— start of Dataset extract —
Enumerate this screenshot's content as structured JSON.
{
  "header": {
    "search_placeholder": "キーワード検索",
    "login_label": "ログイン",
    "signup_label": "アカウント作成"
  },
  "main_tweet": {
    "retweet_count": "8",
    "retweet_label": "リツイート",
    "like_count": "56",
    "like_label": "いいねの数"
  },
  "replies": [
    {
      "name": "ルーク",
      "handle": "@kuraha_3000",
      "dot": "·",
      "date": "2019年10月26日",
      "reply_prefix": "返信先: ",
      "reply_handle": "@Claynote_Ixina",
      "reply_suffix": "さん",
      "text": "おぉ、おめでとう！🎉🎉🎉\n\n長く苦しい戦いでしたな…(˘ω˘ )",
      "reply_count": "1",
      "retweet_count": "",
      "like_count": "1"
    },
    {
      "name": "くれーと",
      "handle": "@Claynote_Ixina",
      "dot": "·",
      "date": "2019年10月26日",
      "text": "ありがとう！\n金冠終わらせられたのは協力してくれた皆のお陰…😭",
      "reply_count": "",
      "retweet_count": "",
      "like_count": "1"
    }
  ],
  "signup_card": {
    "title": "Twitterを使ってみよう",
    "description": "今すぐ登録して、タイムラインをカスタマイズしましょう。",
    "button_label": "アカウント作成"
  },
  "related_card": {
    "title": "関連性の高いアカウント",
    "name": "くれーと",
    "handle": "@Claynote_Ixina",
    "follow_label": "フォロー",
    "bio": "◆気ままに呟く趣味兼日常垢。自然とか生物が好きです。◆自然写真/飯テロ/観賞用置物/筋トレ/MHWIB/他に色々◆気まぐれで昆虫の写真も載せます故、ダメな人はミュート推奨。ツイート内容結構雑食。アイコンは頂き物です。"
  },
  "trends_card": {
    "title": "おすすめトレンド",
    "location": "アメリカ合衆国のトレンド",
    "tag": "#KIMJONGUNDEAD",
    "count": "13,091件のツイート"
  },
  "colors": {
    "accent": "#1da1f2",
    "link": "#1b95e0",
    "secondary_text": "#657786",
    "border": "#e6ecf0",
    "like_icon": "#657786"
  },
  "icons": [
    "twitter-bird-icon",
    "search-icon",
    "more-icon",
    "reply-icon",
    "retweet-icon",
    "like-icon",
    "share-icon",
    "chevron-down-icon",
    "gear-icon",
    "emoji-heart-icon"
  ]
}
— end of Dataset extract —
- [Objective]: Each entry must be reproduced verbatim.

- [Correct output]:
Enumerate this screenshot's content as structured JSON.
{
  "header": {
    "search_placeholder": "キーワード検索",
    "login_label": "ログイン",
    "signup_label": "アカウント作成"
  },
  "main_tweet": {
    "retweet_count": "8",
    "retweet_label": "リツイート",
    "like_count": "56",
    "like_label": "いいねの数"
  },
  "replies": [
    {
      "name": "ルーク",
      "handle": "@kuraha_3000",
      "dot": "·",
      "date": "2019年10月26日",
      "reply_prefix": "返信先: ",
      "reply_handle": "@Claynote_Ixina",
      "reply_suffix": "さん",
      "text": "おぉ、おめでとう！🎉🎉🎉\n\n長く苦しい戦いでしたな…(˘ω˘ )",
      "reply_count": "1",
      "retweet_count": "",
      "like_count": "1"
    },
    {
      "name": "くれーと",
      "handle": "@Claynote_Ixina",
      "dot": "·",
      "date": "2019年10月26日",
      "text": "ありがとう！\n金冠終わらせられたのは協力してくれた皆のお陰…😭",
      "reply_count": "",
      "retweet_count": "",
      "like_count": "1"
    }
  ],
  "signup_card": {
    "title": "Twitterを使ってみよう",
    "description": "今すぐ登録して、タイムラインをカスタマイズしましょう。",
    "button_label": "アカウント作成"
  },
  "related_card": {
    "title": "関連性の高いアカウント",
    "name": "くれーと",
    "handle": "@Claynote_Ixina",
    "follow_label": "フォロー",
    "bio": "◆気ままに呟く趣味兼日常垢。自然とか生物が好きです。◆自然写真/飯テロ/観賞用置物/筋トレ/MHWIB/他に色々◆気まぐれで昆虫の写真も載せます故、ダメな人はミュート推奨。ツイート内容結構雑食。アイコンは頂き物です。"
  },
  "trends_card": {
    "title": "おすすめトレンド",
    "location": "アメリカ合衆国のトレンド",
    "tag": "#KIMJONGUNDEAD",
    "count": "13,091件のツイート"
  },
  "colors": {
    "accent": "#1da1f2",
    "link": "#1b95e0",
    "secondary_text": "#657786",
    "border": "#e6ecf0",
    "like_icon": "#657786"
  },
  "icons": [
    "twitter-bird-icon",
    "search-icon",
    "more-icon",
    "reply-icon",
    "retweet-icon",
    "like-icon",
    "share-icon",
    "chevron-down-icon",
    "gear-icon",
    "emoji-heart-icon"
  ]
}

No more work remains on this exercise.